### Task objective
Report every line in the listing below where the string "clients" shows up.

### Data for this exercise
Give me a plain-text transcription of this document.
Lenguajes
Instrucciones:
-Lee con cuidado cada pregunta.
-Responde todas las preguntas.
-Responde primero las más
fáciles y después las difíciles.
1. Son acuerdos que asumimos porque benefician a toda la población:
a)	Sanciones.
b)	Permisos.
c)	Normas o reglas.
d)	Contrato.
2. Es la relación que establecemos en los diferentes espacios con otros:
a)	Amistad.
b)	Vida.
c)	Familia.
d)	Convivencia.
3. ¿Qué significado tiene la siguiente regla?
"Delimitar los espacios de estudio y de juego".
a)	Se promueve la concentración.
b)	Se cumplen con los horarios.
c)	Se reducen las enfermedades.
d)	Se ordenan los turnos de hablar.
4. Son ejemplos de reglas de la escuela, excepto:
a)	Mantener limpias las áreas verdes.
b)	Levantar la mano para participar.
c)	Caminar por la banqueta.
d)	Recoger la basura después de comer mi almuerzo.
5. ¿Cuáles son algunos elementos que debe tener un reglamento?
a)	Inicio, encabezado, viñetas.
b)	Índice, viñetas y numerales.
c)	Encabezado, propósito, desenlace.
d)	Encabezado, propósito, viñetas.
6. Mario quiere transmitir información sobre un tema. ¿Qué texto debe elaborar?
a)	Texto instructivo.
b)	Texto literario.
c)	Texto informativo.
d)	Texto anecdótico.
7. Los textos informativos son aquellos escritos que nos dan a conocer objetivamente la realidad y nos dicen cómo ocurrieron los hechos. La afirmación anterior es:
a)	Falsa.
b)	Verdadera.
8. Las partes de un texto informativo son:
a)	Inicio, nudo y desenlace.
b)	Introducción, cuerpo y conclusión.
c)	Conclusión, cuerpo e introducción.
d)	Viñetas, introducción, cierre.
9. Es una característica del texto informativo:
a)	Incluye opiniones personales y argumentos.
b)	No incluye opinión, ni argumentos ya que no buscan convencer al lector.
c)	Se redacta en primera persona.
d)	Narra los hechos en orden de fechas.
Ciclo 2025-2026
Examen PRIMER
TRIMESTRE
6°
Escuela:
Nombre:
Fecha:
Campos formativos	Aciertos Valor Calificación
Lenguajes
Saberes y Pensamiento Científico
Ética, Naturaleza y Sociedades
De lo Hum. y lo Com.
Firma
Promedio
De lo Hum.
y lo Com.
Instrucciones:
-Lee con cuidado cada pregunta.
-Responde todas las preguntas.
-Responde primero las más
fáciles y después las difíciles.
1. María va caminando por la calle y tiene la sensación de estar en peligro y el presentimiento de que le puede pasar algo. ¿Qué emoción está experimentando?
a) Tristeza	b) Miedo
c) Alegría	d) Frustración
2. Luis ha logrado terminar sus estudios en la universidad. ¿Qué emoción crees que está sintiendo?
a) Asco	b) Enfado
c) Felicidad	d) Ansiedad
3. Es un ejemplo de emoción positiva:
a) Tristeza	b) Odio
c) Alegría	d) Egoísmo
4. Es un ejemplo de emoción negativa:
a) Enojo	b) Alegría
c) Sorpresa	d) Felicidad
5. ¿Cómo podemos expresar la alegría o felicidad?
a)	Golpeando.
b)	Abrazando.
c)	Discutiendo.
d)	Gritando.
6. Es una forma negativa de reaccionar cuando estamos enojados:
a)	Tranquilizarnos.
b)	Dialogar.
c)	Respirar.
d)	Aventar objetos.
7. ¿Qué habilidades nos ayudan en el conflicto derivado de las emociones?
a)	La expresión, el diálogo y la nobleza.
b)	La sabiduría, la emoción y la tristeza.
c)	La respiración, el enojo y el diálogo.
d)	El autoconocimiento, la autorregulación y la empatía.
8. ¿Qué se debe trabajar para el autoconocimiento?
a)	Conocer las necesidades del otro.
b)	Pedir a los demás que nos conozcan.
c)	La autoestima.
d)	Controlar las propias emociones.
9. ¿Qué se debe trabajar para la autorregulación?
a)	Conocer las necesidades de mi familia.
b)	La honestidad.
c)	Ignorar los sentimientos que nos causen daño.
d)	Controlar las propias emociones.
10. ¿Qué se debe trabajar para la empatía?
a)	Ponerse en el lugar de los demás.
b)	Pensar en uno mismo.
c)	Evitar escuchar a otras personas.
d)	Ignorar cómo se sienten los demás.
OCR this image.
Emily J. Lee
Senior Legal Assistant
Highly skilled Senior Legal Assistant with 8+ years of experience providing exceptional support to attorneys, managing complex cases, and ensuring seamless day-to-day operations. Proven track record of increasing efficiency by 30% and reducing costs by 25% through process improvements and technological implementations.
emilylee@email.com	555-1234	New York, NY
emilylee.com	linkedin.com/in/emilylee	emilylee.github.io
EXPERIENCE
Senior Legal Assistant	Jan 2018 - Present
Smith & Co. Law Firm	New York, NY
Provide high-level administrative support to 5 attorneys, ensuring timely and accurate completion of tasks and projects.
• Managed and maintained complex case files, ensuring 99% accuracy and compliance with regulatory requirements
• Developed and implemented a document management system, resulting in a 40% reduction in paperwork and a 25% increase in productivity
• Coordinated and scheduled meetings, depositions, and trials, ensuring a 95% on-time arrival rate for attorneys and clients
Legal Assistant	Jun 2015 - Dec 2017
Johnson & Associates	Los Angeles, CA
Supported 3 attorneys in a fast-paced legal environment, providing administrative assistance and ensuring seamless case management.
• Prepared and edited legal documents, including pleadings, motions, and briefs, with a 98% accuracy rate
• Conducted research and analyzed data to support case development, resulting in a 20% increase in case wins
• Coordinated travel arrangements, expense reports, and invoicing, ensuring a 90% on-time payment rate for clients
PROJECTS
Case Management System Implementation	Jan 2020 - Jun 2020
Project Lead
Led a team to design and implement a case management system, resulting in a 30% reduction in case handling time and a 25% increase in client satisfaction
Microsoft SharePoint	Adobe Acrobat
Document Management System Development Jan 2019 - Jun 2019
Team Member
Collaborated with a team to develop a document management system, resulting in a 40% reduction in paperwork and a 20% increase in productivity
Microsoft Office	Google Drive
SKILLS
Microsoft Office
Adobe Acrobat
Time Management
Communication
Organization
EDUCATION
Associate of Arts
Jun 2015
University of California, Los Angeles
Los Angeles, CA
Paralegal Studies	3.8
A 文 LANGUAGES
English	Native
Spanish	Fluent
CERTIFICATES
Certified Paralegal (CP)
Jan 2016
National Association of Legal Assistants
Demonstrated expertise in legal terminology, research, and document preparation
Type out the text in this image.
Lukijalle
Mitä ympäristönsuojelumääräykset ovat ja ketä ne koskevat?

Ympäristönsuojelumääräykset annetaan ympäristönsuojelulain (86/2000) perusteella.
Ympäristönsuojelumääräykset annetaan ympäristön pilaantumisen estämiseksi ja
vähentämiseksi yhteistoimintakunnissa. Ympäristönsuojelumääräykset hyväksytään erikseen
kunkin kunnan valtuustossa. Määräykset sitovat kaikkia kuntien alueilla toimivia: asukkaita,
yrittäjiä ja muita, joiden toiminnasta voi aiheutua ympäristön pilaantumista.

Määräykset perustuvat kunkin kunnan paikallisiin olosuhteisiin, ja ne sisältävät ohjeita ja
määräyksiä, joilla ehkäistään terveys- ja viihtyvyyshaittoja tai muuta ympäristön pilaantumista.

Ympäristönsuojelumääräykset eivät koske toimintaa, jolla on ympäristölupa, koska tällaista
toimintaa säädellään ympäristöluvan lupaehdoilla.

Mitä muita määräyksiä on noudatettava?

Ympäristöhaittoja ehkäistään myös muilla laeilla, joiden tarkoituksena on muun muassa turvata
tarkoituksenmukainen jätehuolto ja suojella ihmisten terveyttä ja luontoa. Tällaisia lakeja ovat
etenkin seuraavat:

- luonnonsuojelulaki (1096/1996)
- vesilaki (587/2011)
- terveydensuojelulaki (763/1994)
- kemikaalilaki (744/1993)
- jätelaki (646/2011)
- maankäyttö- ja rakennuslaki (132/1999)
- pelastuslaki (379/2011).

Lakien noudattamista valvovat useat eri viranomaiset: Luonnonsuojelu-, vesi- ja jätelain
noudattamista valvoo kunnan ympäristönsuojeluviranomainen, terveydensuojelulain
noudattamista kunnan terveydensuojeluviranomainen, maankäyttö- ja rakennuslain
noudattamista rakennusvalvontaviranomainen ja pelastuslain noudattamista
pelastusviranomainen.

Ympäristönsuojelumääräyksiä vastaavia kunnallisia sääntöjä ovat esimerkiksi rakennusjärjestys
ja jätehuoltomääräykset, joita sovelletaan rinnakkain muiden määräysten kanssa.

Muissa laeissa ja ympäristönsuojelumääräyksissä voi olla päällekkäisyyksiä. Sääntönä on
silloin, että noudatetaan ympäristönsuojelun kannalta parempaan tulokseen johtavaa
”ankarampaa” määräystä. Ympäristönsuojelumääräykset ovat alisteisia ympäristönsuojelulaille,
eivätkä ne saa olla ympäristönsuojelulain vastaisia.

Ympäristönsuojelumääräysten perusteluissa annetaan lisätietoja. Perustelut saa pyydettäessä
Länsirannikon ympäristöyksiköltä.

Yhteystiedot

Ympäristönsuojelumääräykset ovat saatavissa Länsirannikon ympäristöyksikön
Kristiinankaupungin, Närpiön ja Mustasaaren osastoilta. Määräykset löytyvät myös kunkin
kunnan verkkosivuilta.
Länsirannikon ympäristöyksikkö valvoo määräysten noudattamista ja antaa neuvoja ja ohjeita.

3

### Expected answer
• Coordinated and scheduled meetings, depositions, and trials, ensuring a 95% on-time arrival rate for attorneys and clients
• Coordinated travel arrangements, expense reports, and invoicing, ensuring a 90% on-time payment rate for clients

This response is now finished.